- WRITTEN REQUEST
How many lines in this material include the string "sign"? Answer with the number and nothing further.

+++

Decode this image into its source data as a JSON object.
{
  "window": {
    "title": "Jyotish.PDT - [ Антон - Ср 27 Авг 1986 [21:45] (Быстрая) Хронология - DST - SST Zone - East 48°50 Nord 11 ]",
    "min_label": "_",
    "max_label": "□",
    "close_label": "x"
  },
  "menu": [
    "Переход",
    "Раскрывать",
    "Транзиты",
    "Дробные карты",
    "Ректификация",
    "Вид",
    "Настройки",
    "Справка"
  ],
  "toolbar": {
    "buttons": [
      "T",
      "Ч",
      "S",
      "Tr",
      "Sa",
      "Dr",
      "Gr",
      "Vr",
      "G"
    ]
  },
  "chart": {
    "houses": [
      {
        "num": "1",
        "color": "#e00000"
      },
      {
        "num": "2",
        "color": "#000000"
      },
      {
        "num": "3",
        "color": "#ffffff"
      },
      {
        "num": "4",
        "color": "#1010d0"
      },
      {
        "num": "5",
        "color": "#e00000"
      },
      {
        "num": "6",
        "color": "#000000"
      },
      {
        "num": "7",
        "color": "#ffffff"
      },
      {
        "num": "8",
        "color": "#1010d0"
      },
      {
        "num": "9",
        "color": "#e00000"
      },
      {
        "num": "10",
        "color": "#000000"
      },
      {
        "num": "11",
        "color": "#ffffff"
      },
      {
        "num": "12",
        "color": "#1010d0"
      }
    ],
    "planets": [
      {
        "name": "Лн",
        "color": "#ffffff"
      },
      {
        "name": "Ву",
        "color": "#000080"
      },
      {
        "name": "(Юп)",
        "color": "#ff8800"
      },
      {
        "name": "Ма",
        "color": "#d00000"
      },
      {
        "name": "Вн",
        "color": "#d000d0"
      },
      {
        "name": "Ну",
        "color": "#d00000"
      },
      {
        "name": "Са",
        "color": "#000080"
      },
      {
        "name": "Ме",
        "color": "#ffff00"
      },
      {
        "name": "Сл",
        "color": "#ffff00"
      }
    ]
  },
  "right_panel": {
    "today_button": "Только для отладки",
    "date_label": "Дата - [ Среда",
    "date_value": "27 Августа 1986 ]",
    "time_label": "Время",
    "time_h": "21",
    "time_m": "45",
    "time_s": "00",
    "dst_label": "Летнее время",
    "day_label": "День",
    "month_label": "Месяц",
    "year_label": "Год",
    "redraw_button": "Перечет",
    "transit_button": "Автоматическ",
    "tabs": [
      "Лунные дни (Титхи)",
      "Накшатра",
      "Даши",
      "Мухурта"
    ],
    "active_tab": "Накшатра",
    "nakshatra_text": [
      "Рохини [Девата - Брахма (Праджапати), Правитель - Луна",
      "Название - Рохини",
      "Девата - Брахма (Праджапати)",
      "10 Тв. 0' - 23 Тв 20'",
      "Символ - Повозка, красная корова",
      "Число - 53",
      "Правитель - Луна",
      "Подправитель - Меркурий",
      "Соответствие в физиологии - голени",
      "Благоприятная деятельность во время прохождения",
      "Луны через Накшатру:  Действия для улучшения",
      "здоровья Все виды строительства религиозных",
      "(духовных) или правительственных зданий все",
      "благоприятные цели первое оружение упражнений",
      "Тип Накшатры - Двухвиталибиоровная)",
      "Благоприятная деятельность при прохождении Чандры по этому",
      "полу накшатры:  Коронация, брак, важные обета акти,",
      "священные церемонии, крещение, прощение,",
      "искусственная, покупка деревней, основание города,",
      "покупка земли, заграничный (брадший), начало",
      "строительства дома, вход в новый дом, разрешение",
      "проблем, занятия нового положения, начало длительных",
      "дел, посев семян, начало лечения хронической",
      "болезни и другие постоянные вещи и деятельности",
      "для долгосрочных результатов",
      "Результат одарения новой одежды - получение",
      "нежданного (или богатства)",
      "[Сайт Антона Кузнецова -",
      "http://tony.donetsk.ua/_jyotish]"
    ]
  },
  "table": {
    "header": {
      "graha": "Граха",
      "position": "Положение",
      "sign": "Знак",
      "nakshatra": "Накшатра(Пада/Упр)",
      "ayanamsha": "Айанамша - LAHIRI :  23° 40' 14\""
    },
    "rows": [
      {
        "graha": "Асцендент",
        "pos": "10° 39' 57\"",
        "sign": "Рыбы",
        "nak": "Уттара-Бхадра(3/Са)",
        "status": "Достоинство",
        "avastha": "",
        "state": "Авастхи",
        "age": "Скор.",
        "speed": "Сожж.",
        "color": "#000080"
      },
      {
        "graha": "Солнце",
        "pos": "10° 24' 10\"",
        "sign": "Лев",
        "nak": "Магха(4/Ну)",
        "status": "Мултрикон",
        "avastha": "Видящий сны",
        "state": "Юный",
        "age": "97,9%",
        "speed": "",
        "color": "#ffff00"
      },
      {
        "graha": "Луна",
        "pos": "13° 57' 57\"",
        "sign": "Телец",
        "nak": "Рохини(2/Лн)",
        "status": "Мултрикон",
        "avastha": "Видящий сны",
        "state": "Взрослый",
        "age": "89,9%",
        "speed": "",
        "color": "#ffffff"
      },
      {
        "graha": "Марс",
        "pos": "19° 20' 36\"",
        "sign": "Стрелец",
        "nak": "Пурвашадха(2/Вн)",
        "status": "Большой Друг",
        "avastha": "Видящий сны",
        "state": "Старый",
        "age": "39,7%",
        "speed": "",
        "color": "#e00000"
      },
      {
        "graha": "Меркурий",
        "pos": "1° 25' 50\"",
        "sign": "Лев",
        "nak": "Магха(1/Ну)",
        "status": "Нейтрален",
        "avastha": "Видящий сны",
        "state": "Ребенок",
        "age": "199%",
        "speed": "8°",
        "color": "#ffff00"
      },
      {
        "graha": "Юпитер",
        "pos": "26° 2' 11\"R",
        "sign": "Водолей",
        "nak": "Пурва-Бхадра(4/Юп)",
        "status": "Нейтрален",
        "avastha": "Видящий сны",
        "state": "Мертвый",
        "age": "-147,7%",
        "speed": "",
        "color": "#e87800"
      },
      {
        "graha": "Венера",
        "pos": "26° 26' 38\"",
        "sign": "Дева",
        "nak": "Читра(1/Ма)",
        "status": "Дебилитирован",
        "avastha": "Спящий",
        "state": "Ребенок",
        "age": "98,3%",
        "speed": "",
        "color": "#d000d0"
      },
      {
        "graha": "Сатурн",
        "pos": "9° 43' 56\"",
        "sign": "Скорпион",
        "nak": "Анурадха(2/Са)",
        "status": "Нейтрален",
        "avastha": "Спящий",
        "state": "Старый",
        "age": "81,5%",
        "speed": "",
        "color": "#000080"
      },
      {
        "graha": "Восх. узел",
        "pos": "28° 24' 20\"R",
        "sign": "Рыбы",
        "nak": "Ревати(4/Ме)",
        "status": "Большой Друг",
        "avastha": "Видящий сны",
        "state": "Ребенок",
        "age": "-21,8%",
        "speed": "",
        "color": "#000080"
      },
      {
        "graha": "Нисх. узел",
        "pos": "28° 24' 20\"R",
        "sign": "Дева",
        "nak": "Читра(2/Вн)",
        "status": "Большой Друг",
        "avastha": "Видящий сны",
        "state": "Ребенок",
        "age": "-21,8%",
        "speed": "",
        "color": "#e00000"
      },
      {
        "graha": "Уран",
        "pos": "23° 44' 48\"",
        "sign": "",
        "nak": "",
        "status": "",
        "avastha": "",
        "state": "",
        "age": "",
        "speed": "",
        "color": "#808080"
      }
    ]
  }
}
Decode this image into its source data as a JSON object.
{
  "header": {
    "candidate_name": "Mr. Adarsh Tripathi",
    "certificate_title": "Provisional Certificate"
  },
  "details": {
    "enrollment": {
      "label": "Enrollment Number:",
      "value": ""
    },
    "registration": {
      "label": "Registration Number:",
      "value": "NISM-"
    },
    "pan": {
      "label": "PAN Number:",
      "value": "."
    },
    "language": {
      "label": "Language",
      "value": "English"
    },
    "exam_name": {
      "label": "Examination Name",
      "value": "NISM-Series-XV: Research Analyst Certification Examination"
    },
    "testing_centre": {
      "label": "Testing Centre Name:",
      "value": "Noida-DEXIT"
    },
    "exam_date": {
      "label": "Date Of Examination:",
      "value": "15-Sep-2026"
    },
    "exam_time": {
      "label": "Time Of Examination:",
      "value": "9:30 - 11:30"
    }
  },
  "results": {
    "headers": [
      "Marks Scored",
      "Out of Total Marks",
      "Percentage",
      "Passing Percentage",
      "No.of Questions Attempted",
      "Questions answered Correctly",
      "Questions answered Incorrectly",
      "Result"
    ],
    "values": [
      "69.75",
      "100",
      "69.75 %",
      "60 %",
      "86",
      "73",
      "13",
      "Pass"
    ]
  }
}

+++

- REPLY TO THE TASK
12